◆ EXERCISE
Write the material out again in full, word for word. Do not include the pictures.

::::::

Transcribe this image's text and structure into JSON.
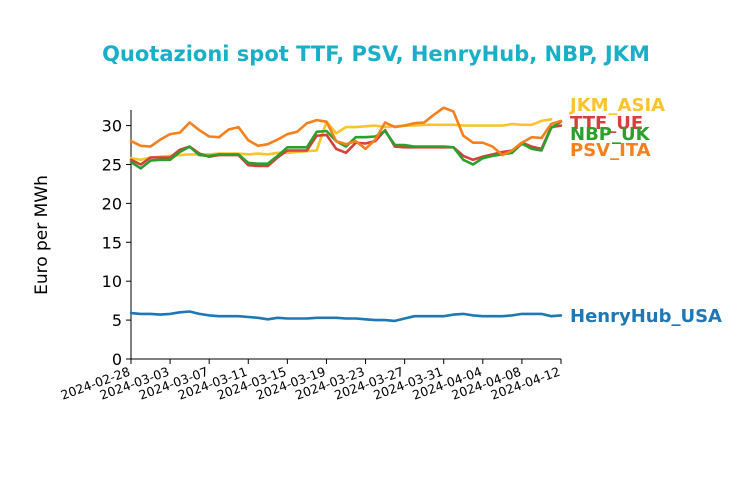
{
  "chart_data": {
    "type": "line",
    "title": "Quotazioni spot TTF, PSV, HenryHub, NBP, JKM",
    "ylabel": "Euro per MWh",
    "xlabel": "",
    "ylim": [
      0,
      32
    ],
    "yticks": [
      0,
      5,
      10,
      15,
      20,
      25,
      30
    ],
    "xlim": [
      "2024-02-28",
      "2024-04-12"
    ],
    "xticks": [
      "2024-02-28",
      "2024-03-03",
      "2024-03-07",
      "2024-03-11",
      "2024-03-15",
      "2024-03-19",
      "2024-03-23",
      "2024-03-27",
      "2024-03-31",
      "2024-04-04",
      "2024-04-08",
      "2024-04-12"
    ],
    "grid": false,
    "legend": "end-of-line labels",
    "dates": [
      "2024-02-28",
      "2024-02-29",
      "2024-03-01",
      "2024-03-02",
      "2024-03-03",
      "2024-03-04",
      "2024-03-05",
      "2024-03-06",
      "2024-03-07",
      "2024-03-08",
      "2024-03-09",
      "2024-03-10",
      "2024-03-11",
      "2024-03-12",
      "2024-03-13",
      "2024-03-14",
      "2024-03-15",
      "2024-03-16",
      "2024-03-17",
      "2024-03-18",
      "2024-03-19",
      "2024-03-20",
      "2024-03-21",
      "2024-03-22",
      "2024-03-23",
      "2024-03-24",
      "2024-03-25",
      "2024-03-26",
      "2024-03-27",
      "2024-03-28",
      "2024-03-29",
      "2024-03-30",
      "2024-03-31",
      "2024-04-01",
      "2024-04-02",
      "2024-04-03",
      "2024-04-04",
      "2024-04-05",
      "2024-04-06",
      "2024-04-07",
      "2024-04-08",
      "2024-04-09",
      "2024-04-10",
      "2024-04-11",
      "2024-04-12"
    ],
    "series": [
      {
        "name": "JKM_ASIA",
        "color": "#fcc42c",
        "values": [
          25.8,
          25.6,
          25.9,
          26.0,
          26.1,
          26.2,
          26.3,
          26.3,
          26.3,
          26.4,
          26.4,
          26.4,
          26.3,
          26.4,
          26.3,
          26.5,
          26.5,
          26.6,
          26.7,
          26.8,
          30.5,
          29.0,
          29.8,
          29.8,
          29.9,
          30.0,
          29.8,
          29.9,
          30.0,
          30.0,
          30.1,
          30.1,
          30.1,
          30.1,
          30.0,
          30.0,
          30.0,
          30.0,
          30.0,
          30.2,
          30.1,
          30.1,
          30.6,
          30.8,
          null
        ]
      },
      {
        "name": "TTF_UE",
        "color": "#d6403a",
        "values": [
          25.6,
          25.0,
          25.9,
          25.9,
          25.9,
          26.9,
          27.3,
          26.4,
          26.0,
          26.2,
          26.2,
          26.2,
          24.9,
          24.8,
          24.8,
          25.9,
          26.8,
          26.8,
          26.8,
          28.7,
          28.8,
          27.0,
          26.5,
          27.8,
          27.7,
          28.0,
          29.4,
          27.3,
          27.2,
          27.2,
          27.2,
          27.2,
          27.2,
          27.2,
          26.1,
          25.6,
          26.0,
          26.3,
          26.6,
          26.8,
          27.8,
          27.3,
          27.0,
          29.8,
          30.0
        ]
      },
      {
        "name": "NBP_UK",
        "color": "#2ca02c",
        "values": [
          25.3,
          24.5,
          25.5,
          25.6,
          25.6,
          26.6,
          27.3,
          26.2,
          26.1,
          26.3,
          26.3,
          26.3,
          25.2,
          25.1,
          25.1,
          26.1,
          27.2,
          27.2,
          27.2,
          29.2,
          29.3,
          28.0,
          27.3,
          28.5,
          28.5,
          28.6,
          29.3,
          27.5,
          27.5,
          27.3,
          27.3,
          27.3,
          27.3,
          27.2,
          25.6,
          25.0,
          25.8,
          26.1,
          26.3,
          26.5,
          27.7,
          27.0,
          26.8,
          29.7,
          30.5
        ]
      },
      {
        "name": "PSV_ITA",
        "color": "#f5801d",
        "values": [
          28.0,
          27.4,
          27.3,
          28.2,
          28.9,
          29.1,
          30.4,
          29.4,
          28.6,
          28.5,
          29.5,
          29.8,
          28.1,
          27.4,
          27.6,
          28.2,
          28.9,
          29.2,
          30.3,
          30.7,
          30.5,
          28.0,
          27.6,
          28.0,
          27.0,
          28.2,
          30.4,
          29.8,
          30.0,
          30.3,
          30.4,
          31.4,
          32.3,
          31.8,
          28.7,
          27.8,
          27.8,
          27.3,
          26.2,
          26.8,
          27.8,
          28.5,
          28.4,
          30.2,
          30.6
        ]
      },
      {
        "name": "HenryHub_USA",
        "color": "#1f77b4",
        "values": [
          5.9,
          5.8,
          5.8,
          5.7,
          5.8,
          6.0,
          6.1,
          5.8,
          5.6,
          5.5,
          5.5,
          5.5,
          5.4,
          5.3,
          5.1,
          5.3,
          5.2,
          5.2,
          5.2,
          5.3,
          5.3,
          5.3,
          5.2,
          5.2,
          5.1,
          5.0,
          5.0,
          4.9,
          5.2,
          5.5,
          5.5,
          5.5,
          5.5,
          5.7,
          5.8,
          5.6,
          5.5,
          5.5,
          5.5,
          5.6,
          5.8,
          5.8,
          5.8,
          5.5,
          5.6
        ]
      }
    ]
  }
}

::::::

◆ SOLUTION FOR THIS PROBLEM
Transcribe this image's text and structure into JSON.
{
  "chart_data": {
    "type": "line",
    "title": "Quotazioni spot TTF, PSV, HenryHub, NBP, JKM",
    "ylabel": "Euro per MWh",
    "xlabel": "",
    "ylim": [
      0,
      32
    ],
    "yticks": [
      0,
      5,
      10,
      15,
      20,
      25,
      30
    ],
    "xlim": [
      "2024-02-28",
      "2024-04-12"
    ],
    "xticks": [
      "2024-02-28",
      "2024-03-03",
      "2024-03-07",
      "2024-03-11",
      "2024-03-15",
      "2024-03-19",
      "2024-03-23",
      "2024-03-27",
      "2024-03-31",
      "2024-04-04",
      "2024-04-08",
      "2024-04-12"
    ],
    "grid": false,
    "legend": "end-of-line labels",
    "dates": [
      "2024-02-28",
      "2024-02-29",
      "2024-03-01",
      "2024-03-02",
      "2024-03-03",
      "2024-03-04",
      "2024-03-05",
      "2024-03-06",
      "2024-03-07",
      "2024-03-08",
      "2024-03-09",
      "2024-03-10",
      "2024-03-11",
      "2024-03-12",
      "2024-03-13",
      "2024-03-14",
      "2024-03-15",
      "2024-03-16",
      "2024-03-17",
      "2024-03-18",
      "2024-03-19",
      "2024-03-20",
      "2024-03-21",
      "2024-03-22",
      "2024-03-23",
      "2024-03-24",
      "2024-03-25",
      "2024-03-26",
      "2024-03-27",
      "2024-03-28",
      "2024-03-29",
      "2024-03-30",
      "2024-03-31",
      "2024-04-01",
      "2024-04-02",
      "2024-04-03",
      "2024-04-04",
      "2024-04-05",
      "2024-04-06",
      "2024-04-07",
      "2024-04-08",
      "2024-04-09",
      "2024-04-10",
      "2024-04-11",
      "2024-04-12"
    ],
    "series": [
      {
        "name": "JKM_ASIA",
        "color": "#fcc42c",
        "values": [
          25.8,
          25.6,
          25.9,
          26.0,
          26.1,
          26.2,
          26.3,
          26.3,
          26.3,
          26.4,
          26.4,
          26.4,
          26.3,
          26.4,
          26.3,
          26.5,
          26.5,
          26.6,
          26.7,
          26.8,
          30.5,
          29.0,
          29.8,
          29.8,
          29.9,
          30.0,
          29.8,
          29.9,
          30.0,
          30.0,
          30.1,
          30.1,
          30.1,
          30.1,
          30.0,
          30.0,
          30.0,
          30.0,
          30.0,
          30.2,
          30.1,
          30.1,
          30.6,
          30.8,
          null
        ]
      },
      {
        "name": "TTF_UE",
        "color": "#d6403a",
        "values": [
          25.6,
          25.0,
          25.9,
          25.9,
          25.9,
          26.9,
          27.3,
          26.4,
          26.0,
          26.2,
          26.2,
          26.2,
          24.9,
          24.8,
          24.8,
          25.9,
          26.8,
          26.8,
          26.8,
          28.7,
          28.8,
          27.0,
          26.5,
          27.8,
          27.7,
          28.0,
          29.4,
          27.3,
          27.2,
          27.2,
          27.2,
          27.2,
          27.2,
          27.2,
          26.1,
          25.6,
          26.0,
          26.3,
          26.6,
          26.8,
          27.8,
          27.3,
          27.0,
          29.8,
          30.0
        ]
      },
      {
        "name": "NBP_UK",
        "color": "#2ca02c",
        "values": [
          25.3,
          24.5,
          25.5,
          25.6,
          25.6,
          26.6,
          27.3,
          26.2,
          26.1,
          26.3,
          26.3,
          26.3,
          25.2,
          25.1,
          25.1,
          26.1,
          27.2,
          27.2,
          27.2,
          29.2,
          29.3,
          28.0,
          27.3,
          28.5,
          28.5,
          28.6,
          29.3,
          27.5,
          27.5,
          27.3,
          27.3,
          27.3,
          27.3,
          27.2,
          25.6,
          25.0,
          25.8,
          26.1,
          26.3,
          26.5,
          27.7,
          27.0,
          26.8,
          29.7,
          30.5
        ]
      },
      {
        "name": "PSV_ITA",
        "color": "#f5801d",
        "values": [
          28.0,
          27.4,
          27.3,
          28.2,
          28.9,
          29.1,
          30.4,
          29.4,
          28.6,
          28.5,
          29.5,
          29.8,
          28.1,
          27.4,
          27.6,
          28.2,
          28.9,
          29.2,
          30.3,
          30.7,
          30.5,
          28.0,
          27.6,
          28.0,
          27.0,
          28.2,
          30.4,
          29.8,
          30.0,
          30.3,
          30.4,
          31.4,
          32.3,
          31.8,
          28.7,
          27.8,
          27.8,
          27.3,
          26.2,
          26.8,
          27.8,
          28.5,
          28.4,
          30.2,
          30.6
        ]
      },
      {
        "name": "HenryHub_USA",
        "color": "#1f77b4",
        "values": [
          5.9,
          5.8,
          5.8,
          5.7,
          5.8,
          6.0,
          6.1,
          5.8,
          5.6,
          5.5,
          5.5,
          5.5,
          5.4,
          5.3,
          5.1,
          5.3,
          5.2,
          5.2,
          5.2,
          5.3,
          5.3,
          5.3,
          5.2,
          5.2,
          5.1,
          5.0,
          5.0,
          4.9,
          5.2,
          5.5,
          5.5,
          5.5,
          5.5,
          5.7,
          5.8,
          5.6,
          5.5,
          5.5,
          5.5,
          5.6,
          5.8,
          5.8,
          5.8,
          5.5,
          5.6
        ]
      }
    ]
  }
}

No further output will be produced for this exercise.